- Extracted text -
============================================================
A new research shows how the lower spine in women has evolved to keep them from toppling during pregnancy.

health and fitness Updated: Dec 13, 2007 14:22 IST

During the last weeks of pregnancy, many women become so large in the middle that they look as though they might tip over. But through evolutionary processes, nature has devised a way to keep them upright on their sometimes swollen feet.

In a new study, US researchers show how the lower spine in females has evolved to support the obstetrical load experienced by species that stand upright on two feet, so that the centre of balance is repositioned over the hips.

"Most previous studies on the evolution of how human mothers have accommodated pregnancy have focused on the pelvis and the problems of birthing; this is the first study to look at how mothers cope with the considerable challenges of stabilisation while they are pregnant," senior author Dr Daniel E Lieberman, from Harvard University in Cambridge, Massachusetts, told Reuters Health.

The normal curvature of the lower spine helps position the trunk above the hips in humans, thereby stabilising the upper body over the legs, according to the report in the issue of Nature. Pregnancy, however, complicates matters as the weight shifts forward.

In their study, Lieberman's team shows how over time the lower vertebrae in human females have become reinforced to allow the exaggerated curved position of the spine assumed by pregnant women when they are standing upright. This position allows the trunk's center mass to remain above the hips.
============================================================
- Supplied information -
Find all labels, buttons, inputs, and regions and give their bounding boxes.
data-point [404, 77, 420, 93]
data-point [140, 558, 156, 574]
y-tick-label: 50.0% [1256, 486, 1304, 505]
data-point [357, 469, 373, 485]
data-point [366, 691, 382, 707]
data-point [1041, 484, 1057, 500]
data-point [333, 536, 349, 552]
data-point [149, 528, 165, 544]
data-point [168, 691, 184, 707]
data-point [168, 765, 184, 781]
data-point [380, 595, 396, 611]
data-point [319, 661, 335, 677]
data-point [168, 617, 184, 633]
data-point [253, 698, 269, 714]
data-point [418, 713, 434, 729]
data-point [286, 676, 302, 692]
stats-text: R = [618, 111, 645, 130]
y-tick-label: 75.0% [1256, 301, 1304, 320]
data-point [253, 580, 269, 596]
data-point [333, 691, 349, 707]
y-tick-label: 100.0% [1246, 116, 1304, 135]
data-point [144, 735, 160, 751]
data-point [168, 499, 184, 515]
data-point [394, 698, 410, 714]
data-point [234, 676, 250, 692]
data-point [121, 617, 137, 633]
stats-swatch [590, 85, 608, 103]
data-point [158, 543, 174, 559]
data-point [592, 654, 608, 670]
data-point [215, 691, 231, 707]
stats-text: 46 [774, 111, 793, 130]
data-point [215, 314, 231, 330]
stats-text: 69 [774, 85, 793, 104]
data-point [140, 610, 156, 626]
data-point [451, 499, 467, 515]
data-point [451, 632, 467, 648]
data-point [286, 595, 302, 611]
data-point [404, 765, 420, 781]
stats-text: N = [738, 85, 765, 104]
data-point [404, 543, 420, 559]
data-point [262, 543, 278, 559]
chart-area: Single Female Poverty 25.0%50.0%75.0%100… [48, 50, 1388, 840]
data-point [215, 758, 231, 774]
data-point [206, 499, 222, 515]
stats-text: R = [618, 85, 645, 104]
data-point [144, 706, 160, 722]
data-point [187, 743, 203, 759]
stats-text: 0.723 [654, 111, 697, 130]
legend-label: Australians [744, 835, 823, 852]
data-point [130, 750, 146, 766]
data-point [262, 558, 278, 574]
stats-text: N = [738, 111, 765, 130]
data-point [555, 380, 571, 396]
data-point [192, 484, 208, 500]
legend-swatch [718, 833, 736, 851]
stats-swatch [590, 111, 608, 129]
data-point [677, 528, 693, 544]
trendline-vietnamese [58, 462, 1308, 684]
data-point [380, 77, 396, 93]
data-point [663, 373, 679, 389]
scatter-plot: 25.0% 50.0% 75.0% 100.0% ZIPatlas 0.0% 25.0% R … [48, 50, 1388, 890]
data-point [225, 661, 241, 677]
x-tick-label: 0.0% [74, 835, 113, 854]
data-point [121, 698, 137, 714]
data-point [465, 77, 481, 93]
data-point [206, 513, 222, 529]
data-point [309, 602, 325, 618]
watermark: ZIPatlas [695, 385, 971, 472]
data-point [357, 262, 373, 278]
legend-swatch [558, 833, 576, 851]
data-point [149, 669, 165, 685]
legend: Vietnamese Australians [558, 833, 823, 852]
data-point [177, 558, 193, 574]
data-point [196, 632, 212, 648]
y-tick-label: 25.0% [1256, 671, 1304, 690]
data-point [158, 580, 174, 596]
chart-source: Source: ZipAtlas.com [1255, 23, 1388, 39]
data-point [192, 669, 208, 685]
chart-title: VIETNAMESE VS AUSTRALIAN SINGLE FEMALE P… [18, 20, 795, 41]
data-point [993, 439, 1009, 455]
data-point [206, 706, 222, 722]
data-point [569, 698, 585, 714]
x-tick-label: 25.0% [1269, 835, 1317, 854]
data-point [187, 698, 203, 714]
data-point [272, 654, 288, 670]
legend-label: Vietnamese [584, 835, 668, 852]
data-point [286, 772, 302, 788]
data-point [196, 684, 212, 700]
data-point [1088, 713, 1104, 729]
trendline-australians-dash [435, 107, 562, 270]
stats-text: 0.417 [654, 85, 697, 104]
============================================================
- What is expected -
Repeat the whole text on pregnancy and the lower spine, word for word.

- Response for this exercise -
A new research shows how the lower spine in women has evolved to keep them from toppling during pregnancy.

health and fitness Updated: Dec 13, 2007 14:22 IST

During the last weeks of pregnancy, many women become so large in the middle that they look as though they might tip over. But through evolutionary processes, nature has devised a way to keep them upright on their sometimes swollen feet.

In a new study, US researchers show how the lower spine in females has evolved to support the obstetrical load experienced by species that stand upright on two feet, so that the centre of balance is repositioned over the hips.

"Most previous studies on the evolution of how human mothers have accommodated pregnancy have focused on the pelvis and the problems of birthing; this is the first study to look at how mothers cope with the considerable challenges of stabilisation while they are pregnant," senior author Dr Daniel E Lieberman, from Harvard University in Cambridge, Massachusetts, told Reuters Health.

The normal curvature of the lower spine helps position the trunk above the hips in humans, thereby stabilising the upper body over the legs, according to the report in the issue of Nature. Pregnancy, however, complicates matters as the weight shifts forward.

In their study, Lieberman's team shows how over time the lower vertebrae in human females have become reinforced to allow the exaggerated curved position of the spine assumed by pregnant women when they are standing upright. This position allows the trunk's center mass to remain above the hips.